Restate each of the lines given below, word for word.

----- Data lines -----

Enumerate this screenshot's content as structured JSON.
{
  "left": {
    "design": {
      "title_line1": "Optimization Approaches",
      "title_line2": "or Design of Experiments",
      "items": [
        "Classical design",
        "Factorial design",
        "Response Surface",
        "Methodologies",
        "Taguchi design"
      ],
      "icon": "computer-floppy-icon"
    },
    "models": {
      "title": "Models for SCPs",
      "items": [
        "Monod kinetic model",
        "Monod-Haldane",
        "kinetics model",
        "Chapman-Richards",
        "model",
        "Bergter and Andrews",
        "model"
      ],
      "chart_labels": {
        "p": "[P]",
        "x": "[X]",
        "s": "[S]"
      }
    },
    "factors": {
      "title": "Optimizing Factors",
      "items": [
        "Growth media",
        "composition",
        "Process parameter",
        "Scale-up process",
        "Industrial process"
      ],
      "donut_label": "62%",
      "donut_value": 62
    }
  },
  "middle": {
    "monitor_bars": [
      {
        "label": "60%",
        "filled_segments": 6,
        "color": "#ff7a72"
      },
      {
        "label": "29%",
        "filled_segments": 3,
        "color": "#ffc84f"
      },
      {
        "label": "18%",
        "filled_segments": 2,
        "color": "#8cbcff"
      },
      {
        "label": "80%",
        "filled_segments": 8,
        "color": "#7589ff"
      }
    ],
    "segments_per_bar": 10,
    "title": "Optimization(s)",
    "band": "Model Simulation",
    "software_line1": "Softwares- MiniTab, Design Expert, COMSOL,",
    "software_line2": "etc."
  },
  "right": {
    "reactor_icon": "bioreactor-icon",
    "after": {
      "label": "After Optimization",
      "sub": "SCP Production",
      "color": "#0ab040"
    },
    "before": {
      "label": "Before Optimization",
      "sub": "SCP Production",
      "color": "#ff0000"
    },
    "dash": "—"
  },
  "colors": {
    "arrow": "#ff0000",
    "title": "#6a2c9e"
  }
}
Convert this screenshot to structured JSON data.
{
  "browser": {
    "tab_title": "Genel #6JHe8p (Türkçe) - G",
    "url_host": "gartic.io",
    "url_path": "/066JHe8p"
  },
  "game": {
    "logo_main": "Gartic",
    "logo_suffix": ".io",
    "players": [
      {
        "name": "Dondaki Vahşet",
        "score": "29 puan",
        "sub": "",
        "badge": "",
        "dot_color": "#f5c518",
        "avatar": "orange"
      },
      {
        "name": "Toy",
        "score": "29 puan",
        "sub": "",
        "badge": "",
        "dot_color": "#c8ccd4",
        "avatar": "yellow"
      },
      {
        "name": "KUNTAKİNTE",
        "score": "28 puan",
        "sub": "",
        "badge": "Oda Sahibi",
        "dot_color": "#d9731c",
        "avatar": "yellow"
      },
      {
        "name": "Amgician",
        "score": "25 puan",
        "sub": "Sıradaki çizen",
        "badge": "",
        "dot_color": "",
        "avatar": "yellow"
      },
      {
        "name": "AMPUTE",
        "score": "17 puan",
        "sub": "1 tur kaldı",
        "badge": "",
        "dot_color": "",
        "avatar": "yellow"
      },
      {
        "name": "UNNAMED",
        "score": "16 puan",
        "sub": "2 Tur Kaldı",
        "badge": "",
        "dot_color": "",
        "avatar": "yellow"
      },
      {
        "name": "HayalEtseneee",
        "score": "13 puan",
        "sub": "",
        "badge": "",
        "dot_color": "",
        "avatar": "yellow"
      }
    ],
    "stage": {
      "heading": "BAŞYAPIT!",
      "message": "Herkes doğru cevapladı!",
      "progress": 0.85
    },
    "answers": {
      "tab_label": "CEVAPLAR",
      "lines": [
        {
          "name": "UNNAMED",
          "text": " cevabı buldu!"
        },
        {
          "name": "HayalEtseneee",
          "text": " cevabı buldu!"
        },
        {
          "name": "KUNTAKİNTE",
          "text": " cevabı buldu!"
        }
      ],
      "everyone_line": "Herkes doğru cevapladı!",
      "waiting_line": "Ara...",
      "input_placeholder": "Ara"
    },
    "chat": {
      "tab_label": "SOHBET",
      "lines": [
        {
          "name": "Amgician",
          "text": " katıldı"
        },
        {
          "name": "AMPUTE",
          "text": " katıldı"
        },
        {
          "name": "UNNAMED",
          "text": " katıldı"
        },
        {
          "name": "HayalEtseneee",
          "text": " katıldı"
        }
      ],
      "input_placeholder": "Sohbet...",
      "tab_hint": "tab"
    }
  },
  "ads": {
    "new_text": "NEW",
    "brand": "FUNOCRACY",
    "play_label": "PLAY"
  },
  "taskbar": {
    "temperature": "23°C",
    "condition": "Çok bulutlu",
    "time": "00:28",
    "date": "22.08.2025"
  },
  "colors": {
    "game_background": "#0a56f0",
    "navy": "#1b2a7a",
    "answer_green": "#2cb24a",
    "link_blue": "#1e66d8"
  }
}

-----

**Response**
Enumerate this screenshot's content as structured JSON.
{
  "left": {
    "design": {
      "title_line1": "Optimization Approaches",
      "title_line2": "or Design of Experiments",
      "items": [
        "Classical design",
        "Factorial design",
        "Response Surface",
        "Methodologies",
        "Taguchi design"
      ],
      "icon": "computer-floppy-icon"
    },
    "models": {
      "title": "Models for SCPs",
      "items": [
        "Monod kinetic model",
        "Monod-Haldane",
        "kinetics model",
        "Chapman-Richards",
        "model",
        "Bergter and Andrews",
        "model"
      ],
      "chart_labels": {
        "p": "[P]",
        "x": "[X]",
        "s": "[S]"
      }
    },
    "factors": {
      "title": "Optimizing Factors",
      "items": [
        "Growth media",
        "composition",
        "Process parameter",
        "Scale-up process",
        "Industrial process"
      ],
      "donut_label": "62%",
      "donut_value": 62
    }
  },
  "middle": {
    "monitor_bars": [
      {
        "label": "60%",
        "filled_segments": 6,
        "color": "#ff7a72"
      },
      {
        "label": "29%",
        "filled_segments": 3,
        "color": "#ffc84f"
      },
      {
        "label": "18%",
        "filled_segments": 2,
        "color": "#8cbcff"
      },
      {
        "label": "80%",
        "filled_segments": 8,
        "color": "#7589ff"
      }
    ],
    "segments_per_bar": 10,
    "title": "Optimization(s)",
    "band": "Model Simulation",
    "software_line1": "Softwares- MiniTab, Design Expert, COMSOL,",
    "software_line2": "etc."
  },
  "right": {
    "reactor_icon": "bioreactor-icon",
    "after": {
      "label": "After Optimization",
      "sub": "SCP Production",
      "color": "#0ab040"
    },
    "before": {
      "label": "Before Optimization",
      "sub": "SCP Production",
      "color": "#ff0000"
    },
    "dash": "—"
  },
  "colors": {
    "arrow": "#ff0000",
    "title": "#6a2c9e"
  }
}
Convert this screenshot to structured JSON data.
{
  "browser": {
    "tab_title": "Genel #6JHe8p (Türkçe) - G",
    "url_host": "gartic.io",
    "url_path": "/066JHe8p"
  },
  "game": {
    "logo_main": "Gartic",
    "logo_suffix": ".io",
    "players": [
      {
        "name": "Dondaki Vahşet",
        "score": "29 puan",
        "sub": "",
        "badge": "",
        "dot_color": "#f5c518",
        "avatar": "orange"
      },
      {
        "name": "Toy",
        "score": "29 puan",
        "sub": "",
        "badge": "",
        "dot_color": "#c8ccd4",
        "avatar": "yellow"
      },
      {
        "name": "KUNTAKİNTE",
        "score": "28 puan",
        "sub": "",
        "badge": "Oda Sahibi",
        "dot_color": "#d9731c",
        "avatar": "yellow"
      },
      {
        "name": "Amgician",
        "score": "25 puan",
        "sub": "Sıradaki çizen",
        "badge": "",
        "dot_color": "",
        "avatar": "yellow"
      },
      {
        "name": "AMPUTE",
        "score": "17 puan",
        "sub": "1 tur kaldı",
        "badge": "",
        "dot_color": "",
        "avatar": "yellow"
      },
      {
        "name": "UNNAMED",
        "score": "16 puan",
        "sub": "2 Tur Kaldı",
        "badge": "",
        "dot_color": "",
        "avatar": "yellow"
      },
      {
        "name": "HayalEtseneee",
        "score": "13 puan",
        "sub": "",
        "badge": "",
        "dot_color": "",
        "avatar": "yellow"
      }
    ],
    "stage": {
      "heading": "BAŞYAPIT!",
      "message": "Herkes doğru cevapladı!",
      "progress": 0.85
    },
    "answers": {
      "tab_label": "CEVAPLAR",
      "lines": [
        {
          "name": "UNNAMED",
          "text": " cevabı buldu!"
        },
        {
          "name": "HayalEtseneee",
          "text": " cevabı buldu!"
        },
        {
          "name": "KUNTAKİNTE",
          "text": " cevabı buldu!"
        }
      ],
      "everyone_line": "Herkes doğru cevapladı!",
      "waiting_line": "Ara...",
      "input_placeholder": "Ara"
    },
    "chat": {
      "tab_label": "SOHBET",
      "lines": [
        {
          "name": "Amgician",
          "text": " katıldı"
        },
        {
          "name": "AMPUTE",
          "text": " katıldı"
        },
        {
          "name": "UNNAMED",
          "text": " katıldı"
        },
        {
          "name": "HayalEtseneee",
          "text": " katıldı"
        }
      ],
      "input_placeholder": "Sohbet...",
      "tab_hint": "tab"
    }
  },
  "ads": {
    "new_text": "NEW",
    "brand": "FUNOCRACY",
    "play_label": "PLAY"
  },
  "taskbar": {
    "temperature": "23°C",
    "condition": "Çok bulutlu",
    "time": "00:28",
    "date": "22.08.2025"
  },
  "colors": {
    "game_background": "#0a56f0",
    "navy": "#1b2a7a",
    "answer_green": "#2cb24a",
    "link_blue": "#1e66d8"
  }
}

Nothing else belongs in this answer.